▶ GOAL OF THE EXERCISE: State how many lines in the listing below include the word "coordinate", and add nothing besides the number.

━━━ GIVEN ENTRIES

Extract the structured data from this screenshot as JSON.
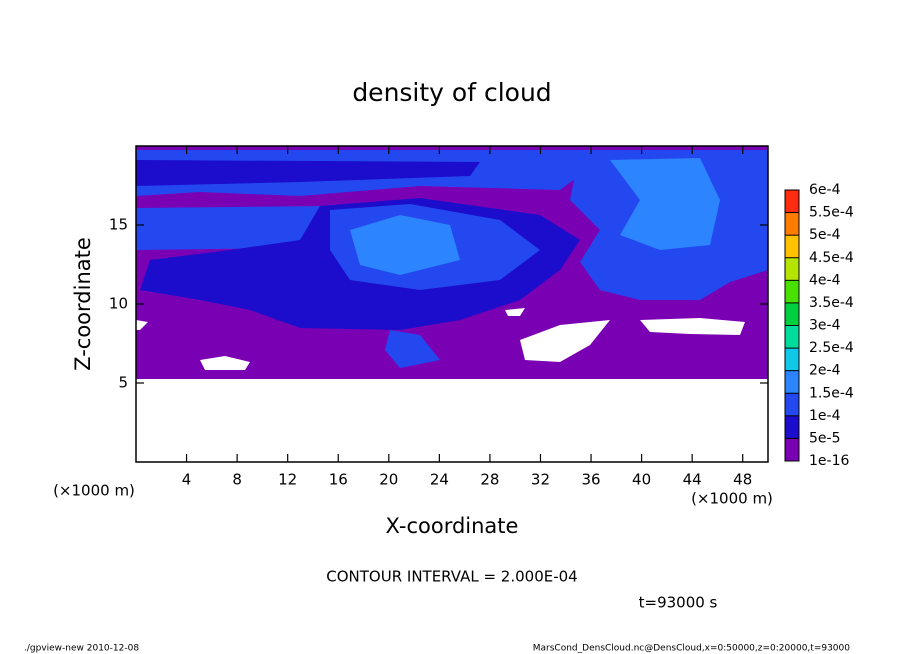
{
  "chart_data": {
    "type": "contour",
    "title": "density of cloud",
    "xlabel": "X-coordinate",
    "ylabel": "Z-coordinate",
    "xunit": "(×1000 m)",
    "yunit": "(×1000 m)",
    "xlim": [
      0,
      50
    ],
    "ylim": [
      0,
      20
    ],
    "xticks": [
      4,
      8,
      12,
      16,
      20,
      24,
      28,
      32,
      36,
      40,
      44,
      48
    ],
    "yticks": [
      5,
      10,
      15
    ],
    "levels": [
      {
        "value": 1e-16,
        "label": "1e-16"
      },
      {
        "value": 5e-05,
        "label": "5e-5"
      },
      {
        "value": 0.0001,
        "label": "1e-4"
      },
      {
        "value": 0.00015,
        "label": "1.5e-4"
      },
      {
        "value": 0.0002,
        "label": "2e-4"
      },
      {
        "value": 0.00025,
        "label": "2.5e-4"
      },
      {
        "value": 0.0003,
        "label": "3e-4"
      },
      {
        "value": 0.00035,
        "label": "3.5e-4"
      },
      {
        "value": 0.0004,
        "label": "4e-4"
      },
      {
        "value": 0.00045,
        "label": "4.5e-4"
      },
      {
        "value": 0.0005,
        "label": "5e-4"
      },
      {
        "value": 0.00055,
        "label": "5.5e-4"
      },
      {
        "value": 0.0006,
        "label": "6e-4"
      }
    ],
    "colors": [
      "#7a00b4",
      "#1c0ccc",
      "#2448f0",
      "#2c84ff",
      "#10c8e8",
      "#00dc9c",
      "#00d040",
      "#48e000",
      "#b4e400",
      "#ffc000",
      "#ff7c00",
      "#ff2c10"
    ],
    "contour_interval": "CONTOUR INTERVAL = 2.000E-04",
    "time_label": "t=93000 s",
    "footer_left": "./gpview-new   2010-12-08",
    "footer_right": "MarsCond_DensCloud.nc@DensCloud,x=0:50000,z=0:20000,t=93000"
  }
}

━━━━━━

▶ RESPONSE TO THIS EXERCISE: 2